## Data items:
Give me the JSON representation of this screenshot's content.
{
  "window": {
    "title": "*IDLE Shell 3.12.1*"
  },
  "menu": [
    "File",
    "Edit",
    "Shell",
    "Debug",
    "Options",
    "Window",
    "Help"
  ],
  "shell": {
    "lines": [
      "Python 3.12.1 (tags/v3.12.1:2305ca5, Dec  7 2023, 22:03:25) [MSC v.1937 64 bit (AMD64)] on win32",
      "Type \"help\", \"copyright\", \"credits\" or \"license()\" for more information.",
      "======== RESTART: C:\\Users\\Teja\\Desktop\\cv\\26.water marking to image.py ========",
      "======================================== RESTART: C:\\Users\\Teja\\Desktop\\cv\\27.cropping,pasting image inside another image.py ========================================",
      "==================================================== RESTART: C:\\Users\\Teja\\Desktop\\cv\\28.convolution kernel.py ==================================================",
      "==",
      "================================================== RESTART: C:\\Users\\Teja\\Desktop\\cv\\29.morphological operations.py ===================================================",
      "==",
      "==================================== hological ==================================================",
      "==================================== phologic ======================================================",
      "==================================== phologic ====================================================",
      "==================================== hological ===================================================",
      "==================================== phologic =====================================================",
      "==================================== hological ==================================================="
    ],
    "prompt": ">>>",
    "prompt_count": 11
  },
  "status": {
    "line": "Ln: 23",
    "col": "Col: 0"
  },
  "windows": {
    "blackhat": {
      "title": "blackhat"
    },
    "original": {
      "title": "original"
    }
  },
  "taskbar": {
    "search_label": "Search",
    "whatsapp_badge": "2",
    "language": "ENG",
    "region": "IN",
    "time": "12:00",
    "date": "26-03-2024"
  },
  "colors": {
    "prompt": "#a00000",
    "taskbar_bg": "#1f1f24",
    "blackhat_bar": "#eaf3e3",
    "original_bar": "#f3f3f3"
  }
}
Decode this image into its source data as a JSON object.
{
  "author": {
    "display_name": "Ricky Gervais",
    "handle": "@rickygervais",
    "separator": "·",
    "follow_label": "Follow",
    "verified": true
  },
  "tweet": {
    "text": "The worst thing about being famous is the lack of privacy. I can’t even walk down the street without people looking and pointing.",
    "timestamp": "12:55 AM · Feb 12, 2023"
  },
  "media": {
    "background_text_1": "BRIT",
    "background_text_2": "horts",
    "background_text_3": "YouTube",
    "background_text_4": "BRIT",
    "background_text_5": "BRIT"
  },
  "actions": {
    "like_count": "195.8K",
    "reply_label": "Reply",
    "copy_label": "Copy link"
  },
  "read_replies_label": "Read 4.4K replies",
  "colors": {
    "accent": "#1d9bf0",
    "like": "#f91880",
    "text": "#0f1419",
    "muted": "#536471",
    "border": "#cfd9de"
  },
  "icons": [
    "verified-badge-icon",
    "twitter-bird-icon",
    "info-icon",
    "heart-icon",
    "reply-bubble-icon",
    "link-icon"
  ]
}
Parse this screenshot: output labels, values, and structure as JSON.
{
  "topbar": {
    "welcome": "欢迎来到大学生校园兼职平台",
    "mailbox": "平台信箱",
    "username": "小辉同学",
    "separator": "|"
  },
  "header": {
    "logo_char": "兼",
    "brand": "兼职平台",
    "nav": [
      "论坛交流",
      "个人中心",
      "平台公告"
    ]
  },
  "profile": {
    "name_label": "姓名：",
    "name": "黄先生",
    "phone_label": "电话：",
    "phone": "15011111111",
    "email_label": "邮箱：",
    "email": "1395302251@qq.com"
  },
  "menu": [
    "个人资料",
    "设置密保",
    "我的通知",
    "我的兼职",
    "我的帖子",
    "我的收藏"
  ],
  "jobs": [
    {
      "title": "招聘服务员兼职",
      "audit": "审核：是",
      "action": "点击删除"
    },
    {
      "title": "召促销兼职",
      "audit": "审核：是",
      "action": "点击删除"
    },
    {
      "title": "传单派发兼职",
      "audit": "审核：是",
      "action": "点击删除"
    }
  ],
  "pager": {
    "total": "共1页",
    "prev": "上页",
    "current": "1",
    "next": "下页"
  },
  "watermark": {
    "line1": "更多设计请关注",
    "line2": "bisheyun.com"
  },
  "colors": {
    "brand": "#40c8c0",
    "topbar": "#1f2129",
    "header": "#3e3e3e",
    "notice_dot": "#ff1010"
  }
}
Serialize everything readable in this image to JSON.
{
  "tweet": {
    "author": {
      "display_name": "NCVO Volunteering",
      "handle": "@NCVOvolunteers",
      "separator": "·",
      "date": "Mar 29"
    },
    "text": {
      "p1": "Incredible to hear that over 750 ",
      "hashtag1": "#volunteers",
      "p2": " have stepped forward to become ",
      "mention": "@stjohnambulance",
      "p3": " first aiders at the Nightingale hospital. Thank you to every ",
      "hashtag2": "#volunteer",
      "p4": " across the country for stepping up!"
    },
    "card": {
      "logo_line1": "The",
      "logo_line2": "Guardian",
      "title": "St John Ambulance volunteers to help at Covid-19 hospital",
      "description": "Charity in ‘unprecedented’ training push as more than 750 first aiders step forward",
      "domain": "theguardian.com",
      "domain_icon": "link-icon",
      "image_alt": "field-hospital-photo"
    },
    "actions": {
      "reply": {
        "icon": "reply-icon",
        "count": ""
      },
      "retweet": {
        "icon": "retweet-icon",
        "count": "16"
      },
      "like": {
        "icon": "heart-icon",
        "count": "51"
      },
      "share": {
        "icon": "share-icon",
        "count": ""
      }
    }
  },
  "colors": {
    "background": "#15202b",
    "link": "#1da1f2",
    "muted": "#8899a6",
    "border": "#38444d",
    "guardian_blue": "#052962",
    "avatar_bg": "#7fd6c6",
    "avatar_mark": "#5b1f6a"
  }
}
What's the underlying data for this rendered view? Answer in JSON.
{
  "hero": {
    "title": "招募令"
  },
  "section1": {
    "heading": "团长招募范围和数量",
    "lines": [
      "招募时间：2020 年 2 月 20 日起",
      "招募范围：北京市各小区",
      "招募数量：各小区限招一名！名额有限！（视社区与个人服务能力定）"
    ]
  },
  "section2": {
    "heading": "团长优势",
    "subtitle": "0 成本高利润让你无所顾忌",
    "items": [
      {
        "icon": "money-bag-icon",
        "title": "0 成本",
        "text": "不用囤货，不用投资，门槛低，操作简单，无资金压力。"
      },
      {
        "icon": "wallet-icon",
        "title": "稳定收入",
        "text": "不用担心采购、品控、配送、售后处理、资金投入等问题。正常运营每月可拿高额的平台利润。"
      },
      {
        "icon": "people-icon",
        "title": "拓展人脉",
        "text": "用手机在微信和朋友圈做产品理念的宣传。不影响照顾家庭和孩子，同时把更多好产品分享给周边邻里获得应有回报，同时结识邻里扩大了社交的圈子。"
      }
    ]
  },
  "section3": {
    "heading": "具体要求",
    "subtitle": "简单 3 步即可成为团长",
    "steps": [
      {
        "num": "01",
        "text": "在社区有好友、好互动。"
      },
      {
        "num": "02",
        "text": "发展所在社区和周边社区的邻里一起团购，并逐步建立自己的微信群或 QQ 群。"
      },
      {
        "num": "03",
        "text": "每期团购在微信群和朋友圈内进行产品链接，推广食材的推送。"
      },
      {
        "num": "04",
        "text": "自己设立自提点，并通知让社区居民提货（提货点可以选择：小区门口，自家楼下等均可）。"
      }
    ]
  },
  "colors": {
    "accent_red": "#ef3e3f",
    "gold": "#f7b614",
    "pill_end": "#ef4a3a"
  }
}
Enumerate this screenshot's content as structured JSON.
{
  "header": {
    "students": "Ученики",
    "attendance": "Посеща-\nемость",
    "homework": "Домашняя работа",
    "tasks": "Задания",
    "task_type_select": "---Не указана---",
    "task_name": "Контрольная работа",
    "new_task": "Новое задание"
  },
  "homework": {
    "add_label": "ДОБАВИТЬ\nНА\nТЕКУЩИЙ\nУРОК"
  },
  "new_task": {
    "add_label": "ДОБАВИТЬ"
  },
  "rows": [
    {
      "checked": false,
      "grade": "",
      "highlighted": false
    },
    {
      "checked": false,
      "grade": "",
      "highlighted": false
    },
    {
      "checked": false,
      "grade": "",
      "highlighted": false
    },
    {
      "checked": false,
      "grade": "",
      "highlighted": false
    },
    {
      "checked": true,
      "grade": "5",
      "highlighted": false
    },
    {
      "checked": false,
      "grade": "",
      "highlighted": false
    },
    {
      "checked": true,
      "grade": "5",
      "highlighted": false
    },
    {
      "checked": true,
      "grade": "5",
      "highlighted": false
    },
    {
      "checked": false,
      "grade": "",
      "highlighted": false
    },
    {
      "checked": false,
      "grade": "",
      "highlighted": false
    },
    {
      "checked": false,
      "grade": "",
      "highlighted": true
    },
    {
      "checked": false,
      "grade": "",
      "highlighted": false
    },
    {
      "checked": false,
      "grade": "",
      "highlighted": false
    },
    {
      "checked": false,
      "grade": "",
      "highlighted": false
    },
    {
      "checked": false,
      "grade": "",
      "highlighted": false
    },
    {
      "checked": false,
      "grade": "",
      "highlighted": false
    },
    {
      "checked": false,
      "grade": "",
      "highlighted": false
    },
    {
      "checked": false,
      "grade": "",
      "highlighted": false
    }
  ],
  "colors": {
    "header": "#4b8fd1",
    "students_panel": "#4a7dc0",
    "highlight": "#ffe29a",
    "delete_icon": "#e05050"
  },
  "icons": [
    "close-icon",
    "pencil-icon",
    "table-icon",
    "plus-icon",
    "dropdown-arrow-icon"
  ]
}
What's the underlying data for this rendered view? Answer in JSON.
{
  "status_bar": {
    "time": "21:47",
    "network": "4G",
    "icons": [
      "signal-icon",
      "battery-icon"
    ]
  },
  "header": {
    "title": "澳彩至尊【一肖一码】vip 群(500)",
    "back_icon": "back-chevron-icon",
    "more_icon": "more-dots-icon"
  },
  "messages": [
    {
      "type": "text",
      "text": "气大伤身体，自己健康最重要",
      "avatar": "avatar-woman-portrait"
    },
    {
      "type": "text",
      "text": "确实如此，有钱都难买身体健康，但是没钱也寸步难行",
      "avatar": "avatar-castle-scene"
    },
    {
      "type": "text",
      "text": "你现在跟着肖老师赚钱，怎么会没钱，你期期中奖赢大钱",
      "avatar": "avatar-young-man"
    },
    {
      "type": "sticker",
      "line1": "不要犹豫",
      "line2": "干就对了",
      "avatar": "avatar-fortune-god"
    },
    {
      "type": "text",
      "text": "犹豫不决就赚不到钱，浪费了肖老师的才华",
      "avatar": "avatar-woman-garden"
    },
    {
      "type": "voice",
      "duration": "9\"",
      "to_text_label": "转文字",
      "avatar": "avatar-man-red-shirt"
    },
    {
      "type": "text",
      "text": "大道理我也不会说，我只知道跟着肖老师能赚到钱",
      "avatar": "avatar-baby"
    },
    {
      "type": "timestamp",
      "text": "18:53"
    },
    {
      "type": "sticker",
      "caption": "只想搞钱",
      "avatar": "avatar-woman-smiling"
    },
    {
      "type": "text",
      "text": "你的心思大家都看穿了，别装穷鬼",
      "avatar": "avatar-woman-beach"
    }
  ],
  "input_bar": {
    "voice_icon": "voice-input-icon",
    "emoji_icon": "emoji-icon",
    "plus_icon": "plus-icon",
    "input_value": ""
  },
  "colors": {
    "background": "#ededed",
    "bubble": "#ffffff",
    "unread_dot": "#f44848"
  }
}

## What is required:
Which lines contain the word "hospital"? Copy each of them.

## Completed task:
      "p3": " first aiders at the Nightingale hospital. Thank you to every ",
      "title": "St John Ambulance volunteers to help at Covid-19 hospital",
      "image_alt": "field-hospital-photo"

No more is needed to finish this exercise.